___ Extracted material
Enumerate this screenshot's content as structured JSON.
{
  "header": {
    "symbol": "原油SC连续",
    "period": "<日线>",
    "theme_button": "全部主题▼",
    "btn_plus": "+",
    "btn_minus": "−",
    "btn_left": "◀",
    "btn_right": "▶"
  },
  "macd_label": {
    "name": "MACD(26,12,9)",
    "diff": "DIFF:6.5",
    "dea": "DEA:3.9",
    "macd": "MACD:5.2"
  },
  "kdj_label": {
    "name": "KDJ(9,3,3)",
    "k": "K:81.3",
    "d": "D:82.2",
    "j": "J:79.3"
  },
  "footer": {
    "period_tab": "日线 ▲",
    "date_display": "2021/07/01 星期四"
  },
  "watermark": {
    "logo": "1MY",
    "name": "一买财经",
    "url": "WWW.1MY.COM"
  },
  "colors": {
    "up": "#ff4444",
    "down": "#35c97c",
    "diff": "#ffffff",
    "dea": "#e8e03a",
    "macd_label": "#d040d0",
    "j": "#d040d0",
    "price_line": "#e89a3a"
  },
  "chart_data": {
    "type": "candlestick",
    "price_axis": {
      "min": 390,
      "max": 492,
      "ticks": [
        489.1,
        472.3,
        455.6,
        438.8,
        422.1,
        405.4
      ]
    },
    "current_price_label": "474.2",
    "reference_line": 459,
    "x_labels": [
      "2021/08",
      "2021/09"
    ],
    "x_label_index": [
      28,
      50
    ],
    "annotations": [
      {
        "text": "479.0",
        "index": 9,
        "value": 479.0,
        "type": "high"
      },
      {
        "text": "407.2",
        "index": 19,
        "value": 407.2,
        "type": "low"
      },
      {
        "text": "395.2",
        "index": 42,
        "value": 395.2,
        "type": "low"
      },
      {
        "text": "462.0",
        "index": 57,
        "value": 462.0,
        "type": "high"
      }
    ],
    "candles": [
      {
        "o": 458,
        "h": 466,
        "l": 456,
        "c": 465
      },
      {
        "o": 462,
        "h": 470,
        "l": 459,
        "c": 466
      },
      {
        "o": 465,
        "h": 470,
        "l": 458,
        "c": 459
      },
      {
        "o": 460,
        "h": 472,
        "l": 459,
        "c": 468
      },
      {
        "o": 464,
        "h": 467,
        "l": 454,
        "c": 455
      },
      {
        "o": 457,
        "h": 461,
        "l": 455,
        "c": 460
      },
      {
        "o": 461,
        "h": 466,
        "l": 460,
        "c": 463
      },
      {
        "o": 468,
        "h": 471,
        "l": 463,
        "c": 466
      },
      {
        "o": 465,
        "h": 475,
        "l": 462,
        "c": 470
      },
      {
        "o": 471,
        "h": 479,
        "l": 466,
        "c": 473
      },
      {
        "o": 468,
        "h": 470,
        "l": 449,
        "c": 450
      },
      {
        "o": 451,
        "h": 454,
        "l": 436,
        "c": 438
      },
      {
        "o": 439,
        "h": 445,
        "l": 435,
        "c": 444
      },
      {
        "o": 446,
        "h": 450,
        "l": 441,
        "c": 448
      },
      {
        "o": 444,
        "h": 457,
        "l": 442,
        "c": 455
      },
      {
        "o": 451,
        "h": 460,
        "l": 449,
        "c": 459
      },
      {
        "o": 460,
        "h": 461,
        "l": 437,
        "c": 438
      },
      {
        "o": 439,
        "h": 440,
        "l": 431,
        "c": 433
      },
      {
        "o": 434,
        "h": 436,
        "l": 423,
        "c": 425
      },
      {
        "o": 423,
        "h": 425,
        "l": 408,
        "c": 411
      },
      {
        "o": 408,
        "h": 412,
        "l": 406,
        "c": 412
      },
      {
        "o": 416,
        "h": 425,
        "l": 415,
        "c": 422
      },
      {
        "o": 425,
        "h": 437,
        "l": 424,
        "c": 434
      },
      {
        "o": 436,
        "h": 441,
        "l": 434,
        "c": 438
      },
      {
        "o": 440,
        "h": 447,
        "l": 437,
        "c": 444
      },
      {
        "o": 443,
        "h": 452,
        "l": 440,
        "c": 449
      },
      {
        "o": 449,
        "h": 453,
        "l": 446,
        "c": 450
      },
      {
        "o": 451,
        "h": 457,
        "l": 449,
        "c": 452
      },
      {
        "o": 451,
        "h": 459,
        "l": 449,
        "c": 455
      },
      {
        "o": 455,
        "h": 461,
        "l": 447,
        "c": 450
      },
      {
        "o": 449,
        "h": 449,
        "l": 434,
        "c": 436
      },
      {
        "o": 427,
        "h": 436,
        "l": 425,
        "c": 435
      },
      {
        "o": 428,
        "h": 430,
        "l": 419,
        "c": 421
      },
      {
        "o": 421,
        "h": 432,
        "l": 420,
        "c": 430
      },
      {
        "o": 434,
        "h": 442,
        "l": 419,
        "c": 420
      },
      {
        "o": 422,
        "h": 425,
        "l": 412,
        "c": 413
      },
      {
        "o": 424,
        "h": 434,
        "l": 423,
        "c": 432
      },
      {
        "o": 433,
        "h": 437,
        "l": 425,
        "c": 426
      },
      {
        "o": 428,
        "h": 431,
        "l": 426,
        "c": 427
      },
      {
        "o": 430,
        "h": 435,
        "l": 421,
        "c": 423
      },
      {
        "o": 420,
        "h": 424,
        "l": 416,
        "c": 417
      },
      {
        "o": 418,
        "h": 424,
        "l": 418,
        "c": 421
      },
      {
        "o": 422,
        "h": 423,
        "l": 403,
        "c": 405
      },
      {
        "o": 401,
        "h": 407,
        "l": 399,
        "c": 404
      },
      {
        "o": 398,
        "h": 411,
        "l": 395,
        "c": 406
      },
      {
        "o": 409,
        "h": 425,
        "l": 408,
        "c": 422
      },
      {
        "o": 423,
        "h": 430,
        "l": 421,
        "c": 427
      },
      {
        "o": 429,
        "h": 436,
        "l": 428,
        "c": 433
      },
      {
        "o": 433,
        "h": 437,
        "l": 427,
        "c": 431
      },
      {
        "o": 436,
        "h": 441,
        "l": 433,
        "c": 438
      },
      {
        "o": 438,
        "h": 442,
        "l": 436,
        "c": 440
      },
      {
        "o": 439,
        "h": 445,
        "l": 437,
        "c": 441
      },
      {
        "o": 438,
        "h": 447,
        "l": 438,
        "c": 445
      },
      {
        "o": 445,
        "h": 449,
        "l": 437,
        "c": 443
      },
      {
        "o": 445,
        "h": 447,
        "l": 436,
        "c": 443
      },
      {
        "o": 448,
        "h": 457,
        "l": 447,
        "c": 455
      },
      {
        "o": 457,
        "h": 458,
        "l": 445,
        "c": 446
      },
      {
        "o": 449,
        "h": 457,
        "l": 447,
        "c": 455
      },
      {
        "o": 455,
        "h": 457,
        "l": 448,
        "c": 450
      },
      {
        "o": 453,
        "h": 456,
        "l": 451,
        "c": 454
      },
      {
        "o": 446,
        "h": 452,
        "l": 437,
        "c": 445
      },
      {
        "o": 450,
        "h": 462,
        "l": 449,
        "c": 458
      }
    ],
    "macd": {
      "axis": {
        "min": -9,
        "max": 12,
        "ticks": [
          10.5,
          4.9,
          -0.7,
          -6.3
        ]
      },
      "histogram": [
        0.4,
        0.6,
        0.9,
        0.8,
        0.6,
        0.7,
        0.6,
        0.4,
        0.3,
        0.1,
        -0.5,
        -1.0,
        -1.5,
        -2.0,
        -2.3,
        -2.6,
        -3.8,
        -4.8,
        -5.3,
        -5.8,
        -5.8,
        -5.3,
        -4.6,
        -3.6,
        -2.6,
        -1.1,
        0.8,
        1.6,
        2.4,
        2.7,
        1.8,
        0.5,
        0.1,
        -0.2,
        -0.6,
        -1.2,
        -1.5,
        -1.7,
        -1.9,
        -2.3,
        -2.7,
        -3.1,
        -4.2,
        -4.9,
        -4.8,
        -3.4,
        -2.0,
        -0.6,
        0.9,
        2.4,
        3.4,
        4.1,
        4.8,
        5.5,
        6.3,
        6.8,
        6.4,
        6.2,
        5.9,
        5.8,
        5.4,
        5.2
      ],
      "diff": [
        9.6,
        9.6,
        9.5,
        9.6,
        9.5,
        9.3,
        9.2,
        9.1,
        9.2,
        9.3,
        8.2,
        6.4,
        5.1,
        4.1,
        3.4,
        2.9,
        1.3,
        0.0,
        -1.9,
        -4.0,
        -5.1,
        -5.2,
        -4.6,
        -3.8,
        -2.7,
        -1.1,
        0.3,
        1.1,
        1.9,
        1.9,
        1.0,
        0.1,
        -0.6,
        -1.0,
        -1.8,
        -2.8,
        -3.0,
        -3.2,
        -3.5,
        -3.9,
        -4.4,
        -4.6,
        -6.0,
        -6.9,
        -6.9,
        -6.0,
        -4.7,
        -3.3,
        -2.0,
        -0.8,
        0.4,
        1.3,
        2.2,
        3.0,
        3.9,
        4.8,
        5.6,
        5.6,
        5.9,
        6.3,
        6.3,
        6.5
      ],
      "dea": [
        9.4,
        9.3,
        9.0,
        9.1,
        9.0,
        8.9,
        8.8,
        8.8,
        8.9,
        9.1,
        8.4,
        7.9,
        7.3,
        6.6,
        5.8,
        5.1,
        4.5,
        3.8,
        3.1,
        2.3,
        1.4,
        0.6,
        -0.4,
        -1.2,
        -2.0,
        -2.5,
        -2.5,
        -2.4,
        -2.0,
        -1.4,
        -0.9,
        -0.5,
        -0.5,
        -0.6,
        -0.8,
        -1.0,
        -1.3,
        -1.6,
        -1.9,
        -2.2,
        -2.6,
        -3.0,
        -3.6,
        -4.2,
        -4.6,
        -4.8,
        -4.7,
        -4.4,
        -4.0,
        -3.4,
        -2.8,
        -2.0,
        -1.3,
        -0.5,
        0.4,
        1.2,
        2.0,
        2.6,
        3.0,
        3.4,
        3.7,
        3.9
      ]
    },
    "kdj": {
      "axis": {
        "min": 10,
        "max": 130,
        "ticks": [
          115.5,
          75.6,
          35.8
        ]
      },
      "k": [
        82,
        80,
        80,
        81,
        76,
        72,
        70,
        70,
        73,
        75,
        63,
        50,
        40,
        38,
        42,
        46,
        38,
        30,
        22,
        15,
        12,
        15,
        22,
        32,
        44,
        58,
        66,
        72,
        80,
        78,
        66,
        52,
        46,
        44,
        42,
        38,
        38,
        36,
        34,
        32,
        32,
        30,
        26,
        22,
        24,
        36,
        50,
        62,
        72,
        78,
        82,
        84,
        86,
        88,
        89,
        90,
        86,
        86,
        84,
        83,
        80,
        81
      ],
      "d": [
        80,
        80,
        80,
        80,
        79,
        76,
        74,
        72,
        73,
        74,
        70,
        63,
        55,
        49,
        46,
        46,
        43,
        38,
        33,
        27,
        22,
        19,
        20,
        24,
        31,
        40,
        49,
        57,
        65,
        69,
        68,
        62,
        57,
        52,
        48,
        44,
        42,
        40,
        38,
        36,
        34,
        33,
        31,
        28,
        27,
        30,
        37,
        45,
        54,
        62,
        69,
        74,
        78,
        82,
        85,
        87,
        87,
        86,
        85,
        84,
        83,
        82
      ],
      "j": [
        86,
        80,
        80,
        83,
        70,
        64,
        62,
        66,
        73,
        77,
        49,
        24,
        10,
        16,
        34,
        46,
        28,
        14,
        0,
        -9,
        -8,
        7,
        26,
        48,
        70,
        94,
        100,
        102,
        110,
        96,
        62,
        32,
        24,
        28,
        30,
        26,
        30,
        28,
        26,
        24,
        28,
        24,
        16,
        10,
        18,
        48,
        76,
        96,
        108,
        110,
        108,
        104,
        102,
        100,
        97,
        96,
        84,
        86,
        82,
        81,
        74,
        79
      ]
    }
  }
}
______
## Exercise prompt
Return each full line of the entries that contains the word "value".

## Solution to the exercise
        "value": 479.0,
        "value": 407.2,
        "value": 395.2,
        "value": 462.0,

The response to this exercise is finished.